··· Dataset content ···
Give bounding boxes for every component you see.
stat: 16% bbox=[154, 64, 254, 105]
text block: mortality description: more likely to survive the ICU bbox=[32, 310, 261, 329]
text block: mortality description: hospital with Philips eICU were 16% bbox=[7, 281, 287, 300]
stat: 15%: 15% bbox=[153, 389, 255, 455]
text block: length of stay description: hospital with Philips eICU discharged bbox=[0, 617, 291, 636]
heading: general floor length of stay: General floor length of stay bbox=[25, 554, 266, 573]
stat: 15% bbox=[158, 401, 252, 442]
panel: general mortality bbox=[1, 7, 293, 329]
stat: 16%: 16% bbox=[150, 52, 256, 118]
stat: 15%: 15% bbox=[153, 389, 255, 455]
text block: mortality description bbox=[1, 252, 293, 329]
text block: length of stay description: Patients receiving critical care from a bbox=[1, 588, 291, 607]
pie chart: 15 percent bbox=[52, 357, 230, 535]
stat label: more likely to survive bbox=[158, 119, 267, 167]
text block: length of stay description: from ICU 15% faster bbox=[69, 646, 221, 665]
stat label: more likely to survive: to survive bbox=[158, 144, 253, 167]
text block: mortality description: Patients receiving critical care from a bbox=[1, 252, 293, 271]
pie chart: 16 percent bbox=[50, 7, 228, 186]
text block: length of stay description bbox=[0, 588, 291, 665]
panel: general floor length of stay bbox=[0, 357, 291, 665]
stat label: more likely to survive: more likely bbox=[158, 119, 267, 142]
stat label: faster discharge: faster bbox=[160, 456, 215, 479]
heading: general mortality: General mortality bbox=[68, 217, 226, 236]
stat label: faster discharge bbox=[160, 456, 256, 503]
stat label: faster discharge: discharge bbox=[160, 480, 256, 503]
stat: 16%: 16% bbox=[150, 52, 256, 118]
···
■ **Your instructions**
Every line that contains the string "hospital" should be copied from the entries.

■ **Output of the exercise**
text block: mortality description: hospital with Philips eICU were 16% bbox=[7, 281, 287, 300]
text block: length of stay description: hospital with Philips eICU discharged bbox=[0, 617, 291, 636]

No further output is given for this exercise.